• [Data excerpts]:

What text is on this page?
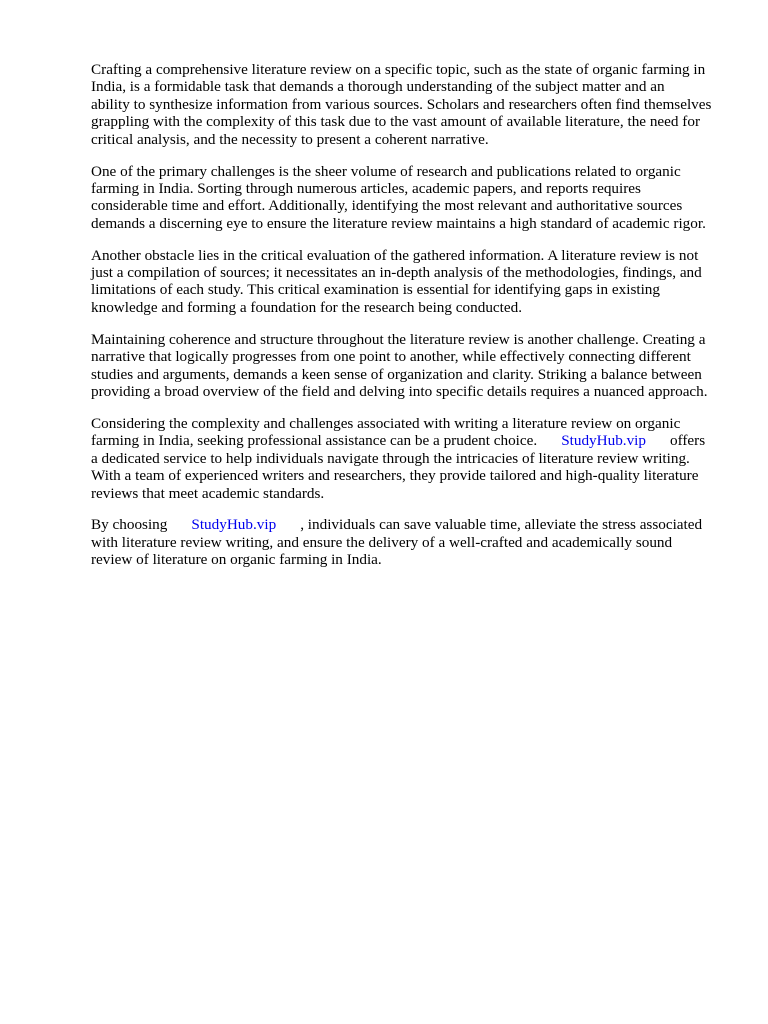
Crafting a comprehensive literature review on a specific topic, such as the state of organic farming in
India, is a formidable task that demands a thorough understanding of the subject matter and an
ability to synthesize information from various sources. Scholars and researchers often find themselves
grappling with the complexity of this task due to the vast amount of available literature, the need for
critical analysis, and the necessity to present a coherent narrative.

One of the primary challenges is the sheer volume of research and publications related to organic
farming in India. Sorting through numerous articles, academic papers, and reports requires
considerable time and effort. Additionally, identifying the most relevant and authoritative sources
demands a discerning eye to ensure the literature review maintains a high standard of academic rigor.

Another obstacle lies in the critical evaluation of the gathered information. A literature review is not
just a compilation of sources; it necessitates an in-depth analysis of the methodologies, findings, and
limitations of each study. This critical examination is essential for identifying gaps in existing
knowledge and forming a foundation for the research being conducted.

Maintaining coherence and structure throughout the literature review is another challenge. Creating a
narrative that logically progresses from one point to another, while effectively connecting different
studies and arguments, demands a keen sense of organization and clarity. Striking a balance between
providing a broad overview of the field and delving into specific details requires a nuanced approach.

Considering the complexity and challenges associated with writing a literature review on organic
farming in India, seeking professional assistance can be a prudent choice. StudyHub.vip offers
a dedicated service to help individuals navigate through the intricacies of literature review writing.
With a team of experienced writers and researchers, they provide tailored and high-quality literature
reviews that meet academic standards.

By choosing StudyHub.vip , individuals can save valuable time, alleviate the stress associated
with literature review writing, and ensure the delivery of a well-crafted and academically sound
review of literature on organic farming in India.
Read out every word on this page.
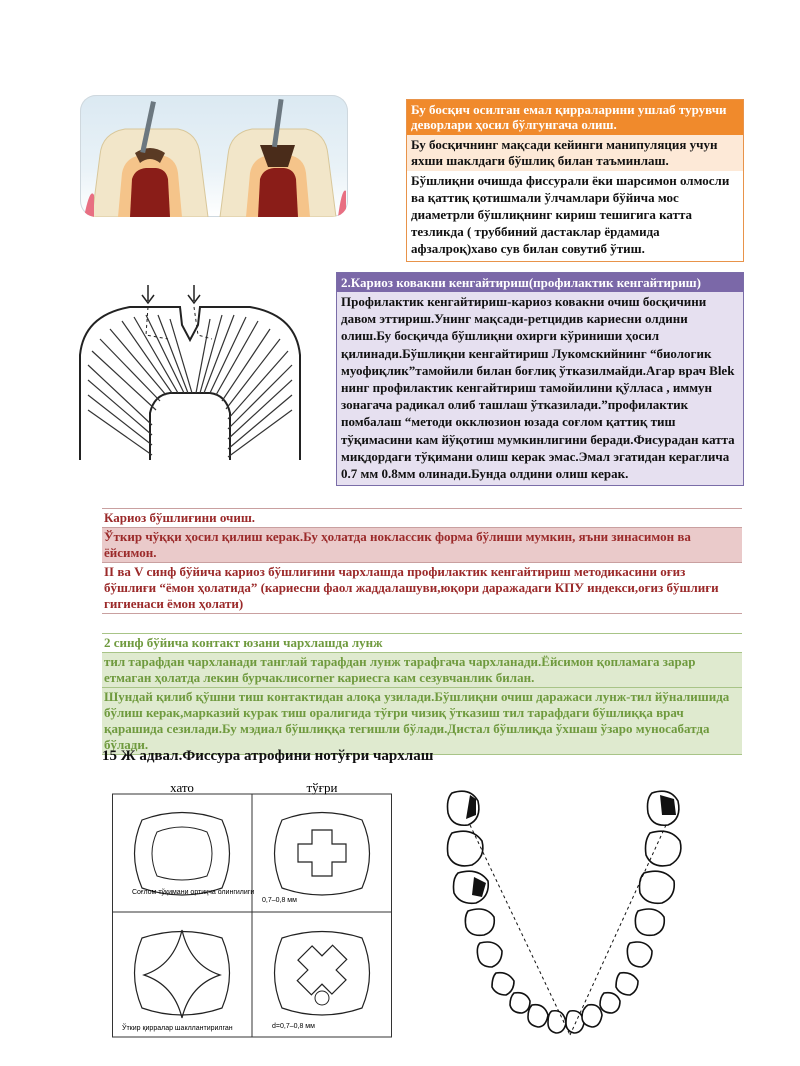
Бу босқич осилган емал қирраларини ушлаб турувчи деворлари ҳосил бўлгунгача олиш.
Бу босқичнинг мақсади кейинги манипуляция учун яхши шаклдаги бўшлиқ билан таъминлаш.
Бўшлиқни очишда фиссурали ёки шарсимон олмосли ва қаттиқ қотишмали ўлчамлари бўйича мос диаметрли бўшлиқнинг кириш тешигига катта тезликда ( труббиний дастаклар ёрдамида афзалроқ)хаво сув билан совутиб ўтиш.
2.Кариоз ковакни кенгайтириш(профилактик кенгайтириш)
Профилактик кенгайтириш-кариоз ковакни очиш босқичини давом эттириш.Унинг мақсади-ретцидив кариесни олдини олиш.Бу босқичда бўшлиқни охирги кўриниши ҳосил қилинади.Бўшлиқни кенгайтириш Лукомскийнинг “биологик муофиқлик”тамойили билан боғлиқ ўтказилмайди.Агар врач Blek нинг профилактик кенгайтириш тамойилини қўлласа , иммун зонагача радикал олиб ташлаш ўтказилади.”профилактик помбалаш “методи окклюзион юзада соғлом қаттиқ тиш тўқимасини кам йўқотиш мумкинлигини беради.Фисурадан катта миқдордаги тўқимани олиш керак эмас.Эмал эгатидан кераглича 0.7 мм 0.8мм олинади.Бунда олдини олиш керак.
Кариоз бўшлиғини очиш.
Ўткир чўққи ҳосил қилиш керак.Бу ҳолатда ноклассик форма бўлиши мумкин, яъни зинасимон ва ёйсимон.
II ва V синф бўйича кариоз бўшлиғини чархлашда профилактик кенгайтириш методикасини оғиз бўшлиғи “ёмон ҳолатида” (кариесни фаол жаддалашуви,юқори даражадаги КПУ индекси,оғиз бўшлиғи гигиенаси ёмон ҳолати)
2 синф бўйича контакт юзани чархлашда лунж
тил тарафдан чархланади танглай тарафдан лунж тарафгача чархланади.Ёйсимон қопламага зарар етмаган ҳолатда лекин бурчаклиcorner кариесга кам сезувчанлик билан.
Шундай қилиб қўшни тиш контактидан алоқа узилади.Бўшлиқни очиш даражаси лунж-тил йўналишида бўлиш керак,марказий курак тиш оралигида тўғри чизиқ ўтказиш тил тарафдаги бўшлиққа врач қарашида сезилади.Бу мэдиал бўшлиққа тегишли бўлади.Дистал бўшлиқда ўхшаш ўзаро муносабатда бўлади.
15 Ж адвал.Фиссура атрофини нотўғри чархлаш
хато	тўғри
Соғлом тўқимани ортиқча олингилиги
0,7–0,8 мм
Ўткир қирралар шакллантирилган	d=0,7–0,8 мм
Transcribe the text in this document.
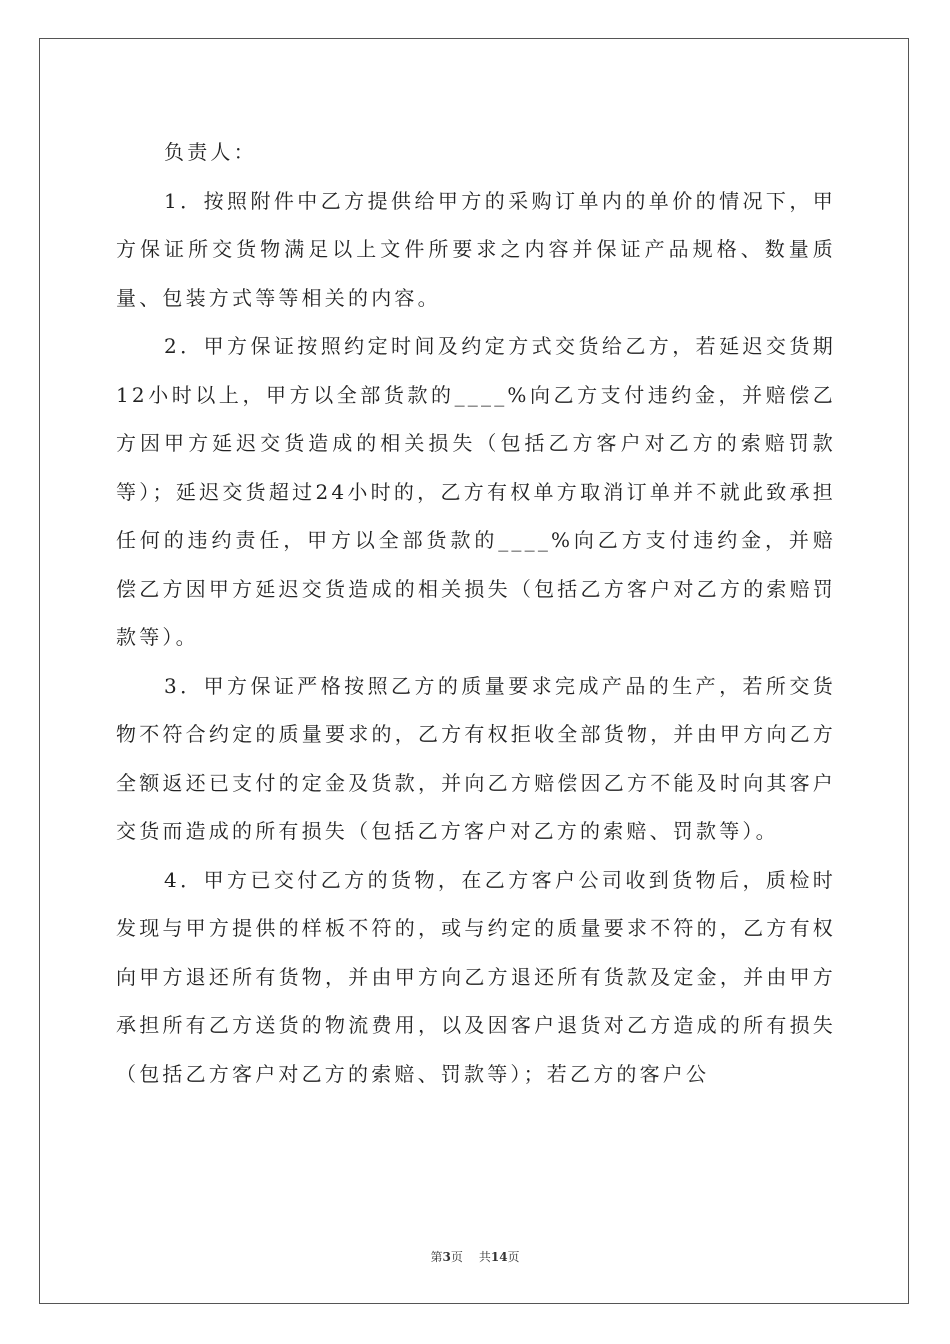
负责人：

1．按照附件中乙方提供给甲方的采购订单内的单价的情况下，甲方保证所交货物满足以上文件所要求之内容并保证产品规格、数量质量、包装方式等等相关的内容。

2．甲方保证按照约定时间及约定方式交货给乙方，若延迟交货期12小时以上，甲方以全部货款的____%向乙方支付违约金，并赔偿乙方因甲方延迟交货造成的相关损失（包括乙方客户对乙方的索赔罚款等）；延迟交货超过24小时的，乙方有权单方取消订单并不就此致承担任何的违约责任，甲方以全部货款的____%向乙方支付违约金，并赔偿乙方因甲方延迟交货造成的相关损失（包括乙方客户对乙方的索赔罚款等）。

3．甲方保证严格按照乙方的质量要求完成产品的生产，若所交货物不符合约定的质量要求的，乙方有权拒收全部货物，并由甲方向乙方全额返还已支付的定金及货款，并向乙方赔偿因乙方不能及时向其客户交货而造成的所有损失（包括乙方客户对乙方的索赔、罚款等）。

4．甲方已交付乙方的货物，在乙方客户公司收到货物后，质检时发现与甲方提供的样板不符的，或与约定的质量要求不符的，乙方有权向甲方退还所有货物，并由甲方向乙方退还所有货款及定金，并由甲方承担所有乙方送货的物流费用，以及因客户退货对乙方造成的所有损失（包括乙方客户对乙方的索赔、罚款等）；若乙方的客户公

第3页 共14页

• [GIVEN TASK]: Copy out all of the material exactly as written, without its pictures.

• [ANSWER TO THIS EXERCISE]:
What text is on this page?
Crafting a comprehensive literature review on a specific topic, such as the state of organic farming in
India, is a formidable task that demands a thorough understanding of the subject matter and an
ability to synthesize information from various sources. Scholars and researchers often find themselves
grappling with the complexity of this task due to the vast amount of available literature, the need for
critical analysis, and the necessity to present a coherent narrative.

One of the primary challenges is the sheer volume of research and publications related to organic
farming in India. Sorting through numerous articles, academic papers, and reports requires
considerable time and effort. Additionally, identifying the most relevant and authoritative sources
demands a discerning eye to ensure the literature review maintains a high standard of academic rigor.

Another obstacle lies in the critical evaluation of the gathered information. A literature review is not
just a compilation of sources; it necessitates an in-depth analysis of the methodologies, findings, and
limitations of each study. This critical examination is essential for identifying gaps in existing
knowledge and forming a foundation for the research being conducted.

Maintaining coherence and structure throughout the literature review is another challenge. Creating a
narrative that logically progresses from one point to another, while effectively connecting different
studies and arguments, demands a keen sense of organization and clarity. Striking a balance between
providing a broad overview of the field and delving into specific details requires a nuanced approach.

Considering the complexity and challenges associated with writing a literature review on organic
farming in India, seeking professional assistance can be a prudent choice. StudyHub.vip offers
a dedicated service to help individuals navigate through the intricacies of literature review writing.
With a team of experienced writers and researchers, they provide tailored and high-quality literature
reviews that meet academic standards.

By choosing StudyHub.vip , individuals can save valuable time, alleviate the stress associated
with literature review writing, and ensure the delivery of a well-crafted and academically sound
review of literature on organic farming in India.
Read out every word on this page.
Бу босқич осилган емал қирраларини ушлаб турувчи деворлари ҳосил бўлгунгача олиш.
Бу босқичнинг мақсади кейинги манипуляция учун яхши шаклдаги бўшлиқ билан таъминлаш.
Бўшлиқни очишда фиссурали ёки шарсимон олмосли ва қаттиқ қотишмали ўлчамлари бўйича мос диаметрли бўшлиқнинг кириш тешигига катта тезликда ( труббиний дастаклар ёрдамида афзалроқ)хаво сув билан совутиб ўтиш.
2.Кариоз ковакни кенгайтириш(профилактик кенгайтириш)
Профилактик кенгайтириш-кариоз ковакни очиш босқичини давом эттириш.Унинг мақсади-ретцидив кариесни олдини олиш.Бу босқичда бўшлиқни охирги кўриниши ҳосил қилинади.Бўшлиқни кенгайтириш Лукомскийнинг “биологик муофиқлик”тамойили билан боғлиқ ўтказилмайди.Агар врач Blek нинг профилактик кенгайтириш тамойилини қўлласа , иммун зонагача радикал олиб ташлаш ўтказилади.”профилактик помбалаш “методи окклюзион юзада соғлом қаттиқ тиш тўқимасини кам йўқотиш мумкинлигини беради.Фисурадан катта миқдордаги тўқимани олиш керак эмас.Эмал эгатидан кераглича 0.7 мм 0.8мм олинади.Бунда олдини олиш керак.
Кариоз бўшлиғини очиш.
Ўткир чўққи ҳосил қилиш керак.Бу ҳолатда ноклассик форма бўлиши мумкин, яъни зинасимон ва ёйсимон.
II ва V синф бўйича кариоз бўшлиғини чархлашда профилактик кенгайтириш методикасини оғиз бўшлиғи “ёмон ҳолатида” (кариесни фаол жаддалашуви,юқори даражадаги КПУ индекси,оғиз бўшлиғи гигиенаси ёмон ҳолати)
2 синф бўйича контакт юзани чархлашда лунж
тил тарафдан чархланади танглай тарафдан лунж тарафгача чархланади.Ёйсимон қопламага зарар етмаган ҳолатда лекин бурчаклиcorner кариесга кам сезувчанлик билан.
Шундай қилиб қўшни тиш контактидан алоқа узилади.Бўшлиқни очиш даражаси лунж-тил йўналишида бўлиш керак,марказий курак тиш оралигида тўғри чизиқ ўтказиш тил тарафдаги бўшлиққа врач қарашида сезилади.Бу мэдиал бўшлиққа тегишли бўлади.Дистал бўшлиқда ўхшаш ўзаро муносабатда бўлади.
15 Ж адвал.Фиссура атрофини нотўғри чархлаш
хато	тўғри
Соғлом тўқимани ортиқча олингилиги
0,7–0,8 мм
Ўткир қирралар шакллантирилган	d=0,7–0,8 мм
Transcribe the text in this document.
负责人：

1．按照附件中乙方提供给甲方的采购订单内的单价的情况下，甲方保证所交货物满足以上文件所要求之内容并保证产品规格、数量质量、包装方式等等相关的内容。

2．甲方保证按照约定时间及约定方式交货给乙方，若延迟交货期12小时以上，甲方以全部货款的____%向乙方支付违约金，并赔偿乙方因甲方延迟交货造成的相关损失（包括乙方客户对乙方的索赔罚款等）；延迟交货超过24小时的，乙方有权单方取消订单并不就此致承担任何的违约责任，甲方以全部货款的____%向乙方支付违约金，并赔偿乙方因甲方延迟交货造成的相关损失（包括乙方客户对乙方的索赔罚款等）。

3．甲方保证严格按照乙方的质量要求完成产品的生产，若所交货物不符合约定的质量要求的，乙方有权拒收全部货物，并由甲方向乙方全额返还已支付的定金及货款，并向乙方赔偿因乙方不能及时向其客户交货而造成的所有损失（包括乙方客户对乙方的索赔、罚款等）。

4．甲方已交付乙方的货物，在乙方客户公司收到货物后，质检时发现与甲方提供的样板不符的，或与约定的质量要求不符的，乙方有权向甲方退还所有货物，并由甲方向乙方退还所有货款及定金，并由甲方承担所有乙方送货的物流费用，以及因客户退货对乙方造成的所有损失（包括乙方客户对乙方的索赔、罚款等）；若乙方的客户公

第3页 共14页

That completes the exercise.